Stored data
* * *

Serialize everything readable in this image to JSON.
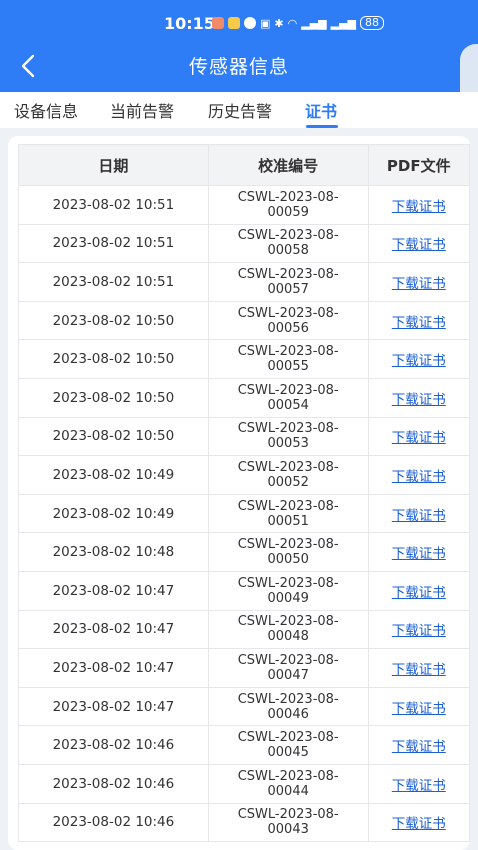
{
  "status_bar": {
    "time": "10:15",
    "battery": "88"
  },
  "header": {
    "title": "传感器信息"
  },
  "tabs": [
    {
      "label": "设备信息"
    },
    {
      "label": "当前告警"
    },
    {
      "label": "历史告警"
    },
    {
      "label": "证书"
    }
  ],
  "table": {
    "headers": [
      "日期",
      "校准编号",
      "PDF文件"
    ],
    "rows": [
      {
        "date": "2023-08-02 10:51",
        "code_line1": "CSWL-2023-08-",
        "code_line2": "00059",
        "pdf": "下载证书"
      },
      {
        "date": "2023-08-02 10:51",
        "code_line1": "CSWL-2023-08-",
        "code_line2": "00058",
        "pdf": "下载证书"
      },
      {
        "date": "2023-08-02 10:51",
        "code_line1": "CSWL-2023-08-",
        "code_line2": "00057",
        "pdf": "下载证书"
      },
      {
        "date": "2023-08-02 10:50",
        "code_line1": "CSWL-2023-08-",
        "code_line2": "00056",
        "pdf": "下载证书"
      },
      {
        "date": "2023-08-02 10:50",
        "code_line1": "CSWL-2023-08-",
        "code_line2": "00055",
        "pdf": "下载证书"
      },
      {
        "date": "2023-08-02 10:50",
        "code_line1": "CSWL-2023-08-",
        "code_line2": "00054",
        "pdf": "下载证书"
      },
      {
        "date": "2023-08-02 10:50",
        "code_line1": "CSWL-2023-08-",
        "code_line2": "00053",
        "pdf": "下载证书"
      },
      {
        "date": "2023-08-02 10:49",
        "code_line1": "CSWL-2023-08-",
        "code_line2": "00052",
        "pdf": "下载证书"
      },
      {
        "date": "2023-08-02 10:49",
        "code_line1": "CSWL-2023-08-",
        "code_line2": "00051",
        "pdf": "下载证书"
      },
      {
        "date": "2023-08-02 10:48",
        "code_line1": "CSWL-2023-08-",
        "code_line2": "00050",
        "pdf": "下载证书"
      },
      {
        "date": "2023-08-02 10:47",
        "code_line1": "CSWL-2023-08-",
        "code_line2": "00049",
        "pdf": "下载证书"
      },
      {
        "date": "2023-08-02 10:47",
        "code_line1": "CSWL-2023-08-",
        "code_line2": "00048",
        "pdf": "下载证书"
      },
      {
        "date": "2023-08-02 10:47",
        "code_line1": "CSWL-2023-08-",
        "code_line2": "00047",
        "pdf": "下载证书"
      },
      {
        "date": "2023-08-02 10:47",
        "code_line1": "CSWL-2023-08-",
        "code_line2": "00046",
        "pdf": "下载证书"
      },
      {
        "date": "2023-08-02 10:46",
        "code_line1": "CSWL-2023-08-",
        "code_line2": "00045",
        "pdf": "下载证书"
      },
      {
        "date": "2023-08-02 10:46",
        "code_line1": "CSWL-2023-08-",
        "code_line2": "00044",
        "pdf": "下载证书"
      },
      {
        "date": "2023-08-02 10:46",
        "code_line1": "CSWL-2023-08-",
        "code_line2": "00043",
        "pdf": "下载证书"
      }
    ]
  },
  "colors": {
    "primary": "#2f7df6",
    "link": "#1b5fd6",
    "page_bg": "#eef2f7"
  }
}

* * *

→ **EXERCISE**:
Transcribe every record above exactly, leaving out the pictures.

→ **FINISHED EXERCISE**:
Serialize everything readable in this image to JSON.
{
  "status_bar": {
    "time": "10:15",
    "battery": "88"
  },
  "header": {
    "title": "传感器信息"
  },
  "tabs": [
    {
      "label": "设备信息"
    },
    {
      "label": "当前告警"
    },
    {
      "label": "历史告警"
    },
    {
      "label": "证书"
    }
  ],
  "table": {
    "headers": [
      "日期",
      "校准编号",
      "PDF文件"
    ],
    "rows": [
      {
        "date": "2023-08-02 10:51",
        "code_line1": "CSWL-2023-08-",
        "code_line2": "00059",
        "pdf": "下载证书"
      },
      {
        "date": "2023-08-02 10:51",
        "code_line1": "CSWL-2023-08-",
        "code_line2": "00058",
        "pdf": "下载证书"
      },
      {
        "date": "2023-08-02 10:51",
        "code_line1": "CSWL-2023-08-",
        "code_line2": "00057",
        "pdf": "下载证书"
      },
      {
        "date": "2023-08-02 10:50",
        "code_line1": "CSWL-2023-08-",
        "code_line2": "00056",
        "pdf": "下载证书"
      },
      {
        "date": "2023-08-02 10:50",
        "code_line1": "CSWL-2023-08-",
        "code_line2": "00055",
        "pdf": "下载证书"
      },
      {
        "date": "2023-08-02 10:50",
        "code_line1": "CSWL-2023-08-",
        "code_line2": "00054",
        "pdf": "下载证书"
      },
      {
        "date": "2023-08-02 10:50",
        "code_line1": "CSWL-2023-08-",
        "code_line2": "00053",
        "pdf": "下载证书"
      },
      {
        "date": "2023-08-02 10:49",
        "code_line1": "CSWL-2023-08-",
        "code_line2": "00052",
        "pdf": "下载证书"
      },
      {
        "date": "2023-08-02 10:49",
        "code_line1": "CSWL-2023-08-",
        "code_line2": "00051",
        "pdf": "下载证书"
      },
      {
        "date": "2023-08-02 10:48",
        "code_line1": "CSWL-2023-08-",
        "code_line2": "00050",
        "pdf": "下载证书"
      },
      {
        "date": "2023-08-02 10:47",
        "code_line1": "CSWL-2023-08-",
        "code_line2": "00049",
        "pdf": "下载证书"
      },
      {
        "date": "2023-08-02 10:47",
        "code_line1": "CSWL-2023-08-",
        "code_line2": "00048",
        "pdf": "下载证书"
      },
      {
        "date": "2023-08-02 10:47",
        "code_line1": "CSWL-2023-08-",
        "code_line2": "00047",
        "pdf": "下载证书"
      },
      {
        "date": "2023-08-02 10:47",
        "code_line1": "CSWL-2023-08-",
        "code_line2": "00046",
        "pdf": "下载证书"
      },
      {
        "date": "2023-08-02 10:46",
        "code_line1": "CSWL-2023-08-",
        "code_line2": "00045",
        "pdf": "下载证书"
      },
      {
        "date": "2023-08-02 10:46",
        "code_line1": "CSWL-2023-08-",
        "code_line2": "00044",
        "pdf": "下载证书"
      },
      {
        "date": "2023-08-02 10:46",
        "code_line1": "CSWL-2023-08-",
        "code_line2": "00043",
        "pdf": "下载证书"
      }
    ]
  },
  "colors": {
    "primary": "#2f7df6",
    "link": "#1b5fd6",
    "page_bg": "#eef2f7"
  }
}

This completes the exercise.